■ **Problem**
Reproduce the stretch of items from the line containing "- bg-type-gradient[interactable]: [1371, 240, 1438, 290]" through the line containing "- mask-style-select[interactable]: Wave" verbatim, with both of those lines included.

★ ★ ★ ★ ★

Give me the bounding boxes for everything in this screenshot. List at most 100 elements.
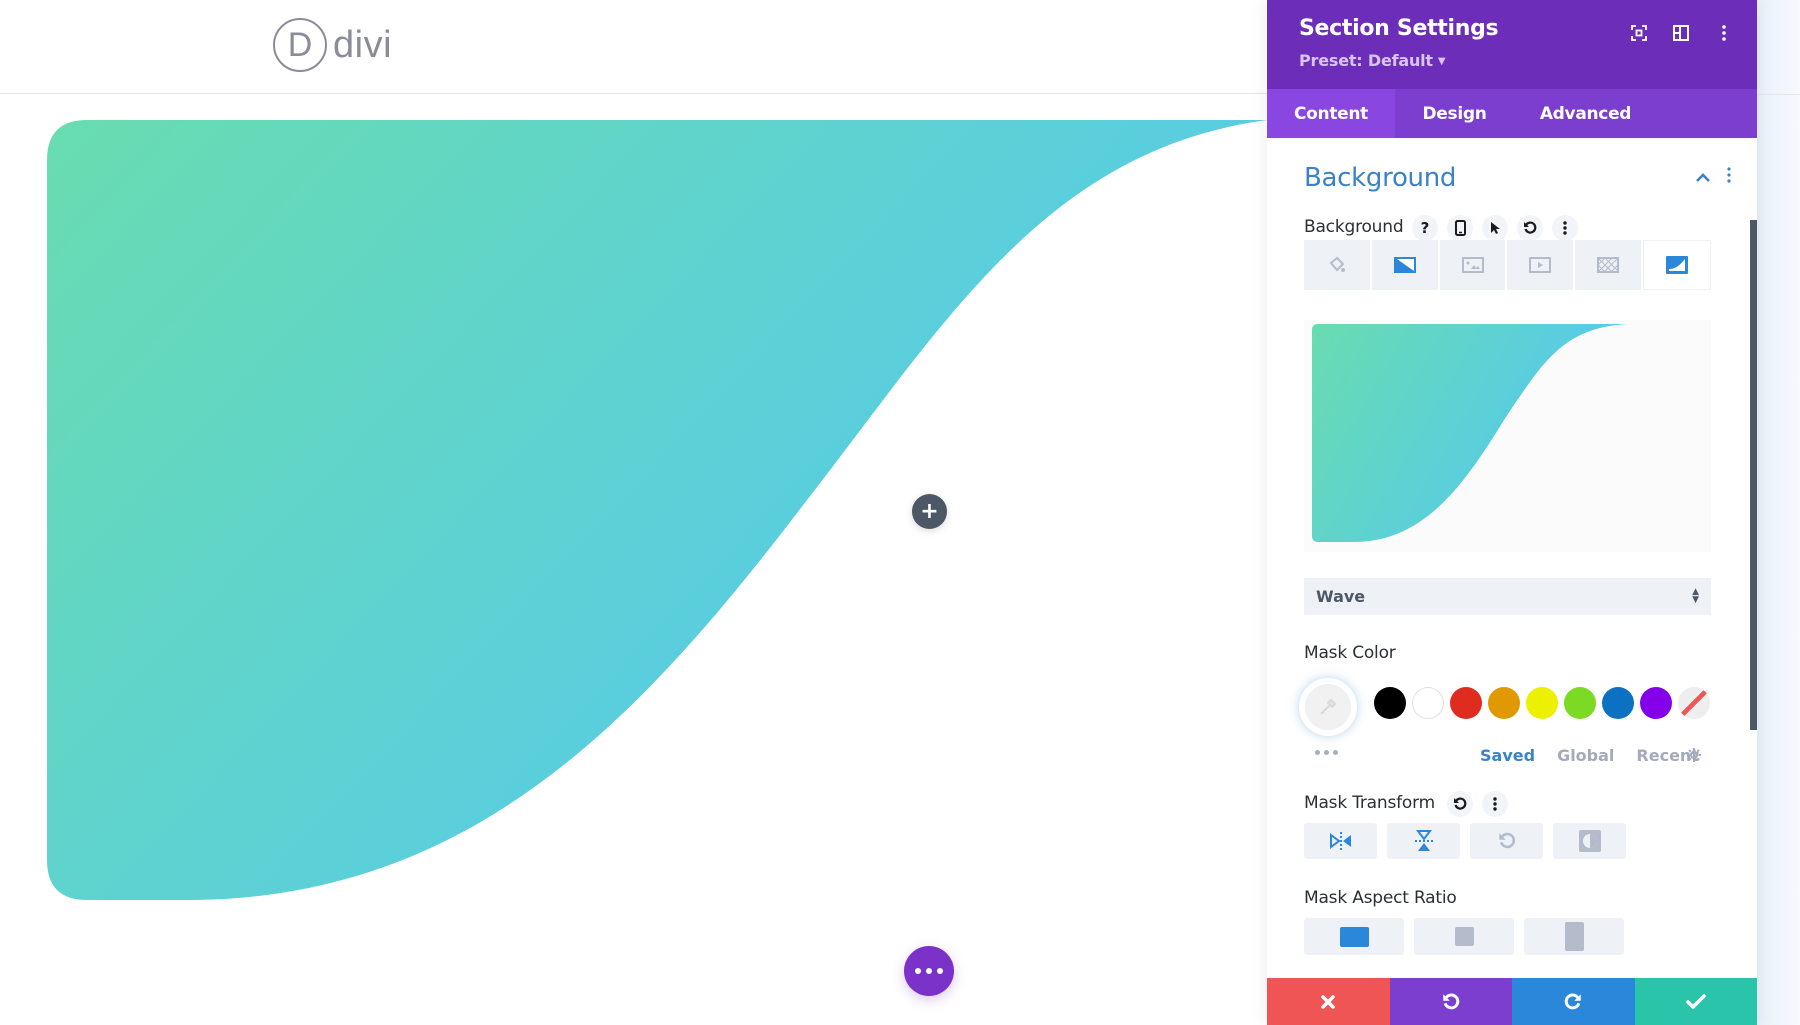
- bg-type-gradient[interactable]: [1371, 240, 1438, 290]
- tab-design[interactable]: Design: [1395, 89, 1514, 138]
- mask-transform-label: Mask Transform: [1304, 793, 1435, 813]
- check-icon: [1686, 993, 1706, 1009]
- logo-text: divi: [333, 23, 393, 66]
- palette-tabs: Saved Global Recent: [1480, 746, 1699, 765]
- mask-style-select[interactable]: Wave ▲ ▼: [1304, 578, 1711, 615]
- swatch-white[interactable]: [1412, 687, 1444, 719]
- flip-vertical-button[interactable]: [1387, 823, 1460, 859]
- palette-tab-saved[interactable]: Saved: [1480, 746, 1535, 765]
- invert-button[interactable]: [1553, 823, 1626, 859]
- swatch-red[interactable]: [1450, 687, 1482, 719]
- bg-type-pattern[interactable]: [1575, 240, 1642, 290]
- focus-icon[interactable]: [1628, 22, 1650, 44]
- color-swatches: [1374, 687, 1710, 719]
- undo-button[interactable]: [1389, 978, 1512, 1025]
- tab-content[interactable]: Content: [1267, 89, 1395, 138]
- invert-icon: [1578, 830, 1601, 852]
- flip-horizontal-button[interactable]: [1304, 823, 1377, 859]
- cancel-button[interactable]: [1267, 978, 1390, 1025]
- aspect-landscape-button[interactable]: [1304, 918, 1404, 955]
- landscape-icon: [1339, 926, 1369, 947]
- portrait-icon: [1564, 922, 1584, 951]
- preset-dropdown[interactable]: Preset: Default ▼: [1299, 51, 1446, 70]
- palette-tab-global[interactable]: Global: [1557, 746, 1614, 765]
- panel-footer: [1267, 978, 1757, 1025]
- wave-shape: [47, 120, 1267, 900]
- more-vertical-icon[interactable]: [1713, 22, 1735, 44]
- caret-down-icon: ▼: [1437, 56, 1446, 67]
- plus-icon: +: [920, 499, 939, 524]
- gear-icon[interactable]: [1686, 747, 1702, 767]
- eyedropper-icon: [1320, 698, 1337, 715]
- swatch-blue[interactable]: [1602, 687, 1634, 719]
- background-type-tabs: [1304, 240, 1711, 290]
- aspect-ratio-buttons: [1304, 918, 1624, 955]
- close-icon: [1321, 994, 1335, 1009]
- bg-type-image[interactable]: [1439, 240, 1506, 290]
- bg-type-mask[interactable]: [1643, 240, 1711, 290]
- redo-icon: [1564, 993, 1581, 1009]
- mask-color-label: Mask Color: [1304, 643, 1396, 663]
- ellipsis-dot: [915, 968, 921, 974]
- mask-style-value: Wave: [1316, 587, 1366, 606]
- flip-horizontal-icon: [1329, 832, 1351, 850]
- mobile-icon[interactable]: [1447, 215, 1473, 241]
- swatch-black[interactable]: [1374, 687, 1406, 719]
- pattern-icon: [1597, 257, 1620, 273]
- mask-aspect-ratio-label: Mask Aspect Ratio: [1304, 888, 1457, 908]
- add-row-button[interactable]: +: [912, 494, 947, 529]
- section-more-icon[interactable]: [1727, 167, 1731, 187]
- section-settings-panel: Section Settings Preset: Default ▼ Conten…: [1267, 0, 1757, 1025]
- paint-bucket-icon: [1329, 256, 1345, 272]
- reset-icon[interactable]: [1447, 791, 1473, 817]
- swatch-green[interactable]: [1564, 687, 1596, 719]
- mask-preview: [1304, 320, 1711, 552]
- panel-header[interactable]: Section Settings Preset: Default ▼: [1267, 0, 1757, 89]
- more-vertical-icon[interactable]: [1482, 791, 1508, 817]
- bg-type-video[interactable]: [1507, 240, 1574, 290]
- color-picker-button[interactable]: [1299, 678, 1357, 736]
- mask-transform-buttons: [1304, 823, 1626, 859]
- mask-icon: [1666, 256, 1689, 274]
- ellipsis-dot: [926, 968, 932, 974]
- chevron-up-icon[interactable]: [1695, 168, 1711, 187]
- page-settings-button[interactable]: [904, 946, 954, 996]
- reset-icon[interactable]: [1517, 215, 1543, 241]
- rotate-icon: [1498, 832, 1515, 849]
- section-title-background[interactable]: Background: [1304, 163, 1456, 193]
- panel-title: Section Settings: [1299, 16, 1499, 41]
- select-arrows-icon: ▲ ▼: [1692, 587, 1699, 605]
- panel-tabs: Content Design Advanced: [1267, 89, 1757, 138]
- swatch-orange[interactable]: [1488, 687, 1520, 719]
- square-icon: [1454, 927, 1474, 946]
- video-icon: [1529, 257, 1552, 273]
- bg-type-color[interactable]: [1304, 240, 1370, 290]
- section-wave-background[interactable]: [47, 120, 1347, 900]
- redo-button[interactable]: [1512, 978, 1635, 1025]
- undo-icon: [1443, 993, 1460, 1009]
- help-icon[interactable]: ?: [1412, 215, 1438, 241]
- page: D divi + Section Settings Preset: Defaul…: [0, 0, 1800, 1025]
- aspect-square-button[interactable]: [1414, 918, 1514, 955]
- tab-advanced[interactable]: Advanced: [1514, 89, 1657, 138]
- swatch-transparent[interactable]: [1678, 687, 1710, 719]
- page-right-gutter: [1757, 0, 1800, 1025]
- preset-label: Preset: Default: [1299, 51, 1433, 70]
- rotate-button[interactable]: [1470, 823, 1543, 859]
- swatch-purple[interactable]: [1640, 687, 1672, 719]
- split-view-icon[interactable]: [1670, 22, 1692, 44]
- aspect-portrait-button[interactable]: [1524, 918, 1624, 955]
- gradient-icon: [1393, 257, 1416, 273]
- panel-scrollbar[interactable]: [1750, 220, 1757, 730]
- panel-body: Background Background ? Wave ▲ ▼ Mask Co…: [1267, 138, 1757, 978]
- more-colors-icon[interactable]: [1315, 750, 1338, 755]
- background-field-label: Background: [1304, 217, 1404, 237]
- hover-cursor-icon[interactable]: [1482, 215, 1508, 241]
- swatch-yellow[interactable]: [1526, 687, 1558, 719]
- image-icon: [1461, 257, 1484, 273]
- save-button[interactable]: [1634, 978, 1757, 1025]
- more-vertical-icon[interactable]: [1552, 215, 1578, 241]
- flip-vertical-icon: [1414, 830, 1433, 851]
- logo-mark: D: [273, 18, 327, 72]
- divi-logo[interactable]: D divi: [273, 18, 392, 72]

★ ★ ★ ★ ★

■ **The completed task**
- bg-type-gradient[interactable]: [1371, 240, 1438, 290]
- tab-design[interactable]: Design: [1395, 89, 1514, 138]
- mask-transform-label: Mask Transform: [1304, 793, 1435, 813]
- check-icon: [1686, 993, 1706, 1009]
- logo-text: divi: [333, 23, 393, 66]
- palette-tabs: Saved Global Recent: [1480, 746, 1699, 765]
- mask-style-select[interactable]: Wave ▲ ▼: [1304, 578, 1711, 615]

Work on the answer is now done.